(Data extracted from a collection)
__________

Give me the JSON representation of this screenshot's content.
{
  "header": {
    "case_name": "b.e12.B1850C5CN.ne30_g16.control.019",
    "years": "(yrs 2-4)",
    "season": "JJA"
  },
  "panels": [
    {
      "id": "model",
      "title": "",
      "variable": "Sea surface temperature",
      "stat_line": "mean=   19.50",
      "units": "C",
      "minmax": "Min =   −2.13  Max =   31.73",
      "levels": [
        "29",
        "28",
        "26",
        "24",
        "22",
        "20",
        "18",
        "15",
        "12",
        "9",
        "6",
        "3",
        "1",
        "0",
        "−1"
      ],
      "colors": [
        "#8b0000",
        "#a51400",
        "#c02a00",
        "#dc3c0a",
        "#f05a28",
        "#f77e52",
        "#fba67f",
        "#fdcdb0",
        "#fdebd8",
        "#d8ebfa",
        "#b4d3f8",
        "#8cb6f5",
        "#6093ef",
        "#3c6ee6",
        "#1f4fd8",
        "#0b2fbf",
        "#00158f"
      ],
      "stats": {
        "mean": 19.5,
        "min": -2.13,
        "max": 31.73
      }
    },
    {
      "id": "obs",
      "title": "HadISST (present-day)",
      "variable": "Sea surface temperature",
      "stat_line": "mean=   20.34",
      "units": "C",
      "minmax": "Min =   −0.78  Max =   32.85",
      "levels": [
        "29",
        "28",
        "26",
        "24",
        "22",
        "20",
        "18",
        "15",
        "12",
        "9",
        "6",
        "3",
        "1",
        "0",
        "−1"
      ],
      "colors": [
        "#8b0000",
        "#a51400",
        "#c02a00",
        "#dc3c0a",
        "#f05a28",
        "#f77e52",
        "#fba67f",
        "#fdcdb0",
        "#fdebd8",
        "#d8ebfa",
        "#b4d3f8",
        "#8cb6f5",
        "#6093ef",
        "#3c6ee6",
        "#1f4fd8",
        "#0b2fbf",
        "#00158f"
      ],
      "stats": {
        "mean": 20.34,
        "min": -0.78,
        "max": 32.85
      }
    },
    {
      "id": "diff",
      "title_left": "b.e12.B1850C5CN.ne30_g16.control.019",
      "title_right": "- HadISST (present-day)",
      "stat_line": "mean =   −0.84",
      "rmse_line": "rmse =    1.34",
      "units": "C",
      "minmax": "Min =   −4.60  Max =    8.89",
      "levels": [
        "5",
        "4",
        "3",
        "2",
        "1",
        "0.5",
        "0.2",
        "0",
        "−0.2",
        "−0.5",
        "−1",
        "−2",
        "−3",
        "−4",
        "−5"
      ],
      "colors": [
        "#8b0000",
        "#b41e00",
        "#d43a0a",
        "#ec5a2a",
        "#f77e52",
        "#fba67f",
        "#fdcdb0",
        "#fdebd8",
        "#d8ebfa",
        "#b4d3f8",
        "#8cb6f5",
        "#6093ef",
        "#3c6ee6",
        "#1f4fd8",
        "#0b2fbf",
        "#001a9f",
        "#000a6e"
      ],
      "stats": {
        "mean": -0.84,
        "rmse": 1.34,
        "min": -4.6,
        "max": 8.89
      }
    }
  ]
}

__________

Return each line of the records above exactly as it reads.

In response:
Give me the JSON representation of this screenshot's content.
{
  "header": {
    "case_name": "b.e12.B1850C5CN.ne30_g16.control.019",
    "years": "(yrs 2-4)",
    "season": "JJA"
  },
  "panels": [
    {
      "id": "model",
      "title": "",
      "variable": "Sea surface temperature",
      "stat_line": "mean=   19.50",
      "units": "C",
      "minmax": "Min =   −2.13  Max =   31.73",
      "levels": [
        "29",
        "28",
        "26",
        "24",
        "22",
        "20",
        "18",
        "15",
        "12",
        "9",
        "6",
        "3",
        "1",
        "0",
        "−1"
      ],
      "colors": [
        "#8b0000",
        "#a51400",
        "#c02a00",
        "#dc3c0a",
        "#f05a28",
        "#f77e52",
        "#fba67f",
        "#fdcdb0",
        "#fdebd8",
        "#d8ebfa",
        "#b4d3f8",
        "#8cb6f5",
        "#6093ef",
        "#3c6ee6",
        "#1f4fd8",
        "#0b2fbf",
        "#00158f"
      ],
      "stats": {
        "mean": 19.5,
        "min": -2.13,
        "max": 31.73
      }
    },
    {
      "id": "obs",
      "title": "HadISST (present-day)",
      "variable": "Sea surface temperature",
      "stat_line": "mean=   20.34",
      "units": "C",
      "minmax": "Min =   −0.78  Max =   32.85",
      "levels": [
        "29",
        "28",
        "26",
        "24",
        "22",
        "20",
        "18",
        "15",
        "12",
        "9",
        "6",
        "3",
        "1",
        "0",
        "−1"
      ],
      "colors": [
        "#8b0000",
        "#a51400",
        "#c02a00",
        "#dc3c0a",
        "#f05a28",
        "#f77e52",
        "#fba67f",
        "#fdcdb0",
        "#fdebd8",
        "#d8ebfa",
        "#b4d3f8",
        "#8cb6f5",
        "#6093ef",
        "#3c6ee6",
        "#1f4fd8",
        "#0b2fbf",
        "#00158f"
      ],
      "stats": {
        "mean": 20.34,
        "min": -0.78,
        "max": 32.85
      }
    },
    {
      "id": "diff",
      "title_left": "b.e12.B1850C5CN.ne30_g16.control.019",
      "title_right": "- HadISST (present-day)",
      "stat_line": "mean =   −0.84",
      "rmse_line": "rmse =    1.34",
      "units": "C",
      "minmax": "Min =   −4.60  Max =    8.89",
      "levels": [
        "5",
        "4",
        "3",
        "2",
        "1",
        "0.5",
        "0.2",
        "0",
        "−0.2",
        "−0.5",
        "−1",
        "−2",
        "−3",
        "−4",
        "−5"
      ],
      "colors": [
        "#8b0000",
        "#b41e00",
        "#d43a0a",
        "#ec5a2a",
        "#f77e52",
        "#fba67f",
        "#fdcdb0",
        "#fdebd8",
        "#d8ebfa",
        "#b4d3f8",
        "#8cb6f5",
        "#6093ef",
        "#3c6ee6",
        "#1f4fd8",
        "#0b2fbf",
        "#001a9f",
        "#000a6e"
      ],
      "stats": {
        "mean": -0.84,
        "rmse": 1.34,
        "min": -4.6,
        "max": 8.89
      }
    }
  ]
}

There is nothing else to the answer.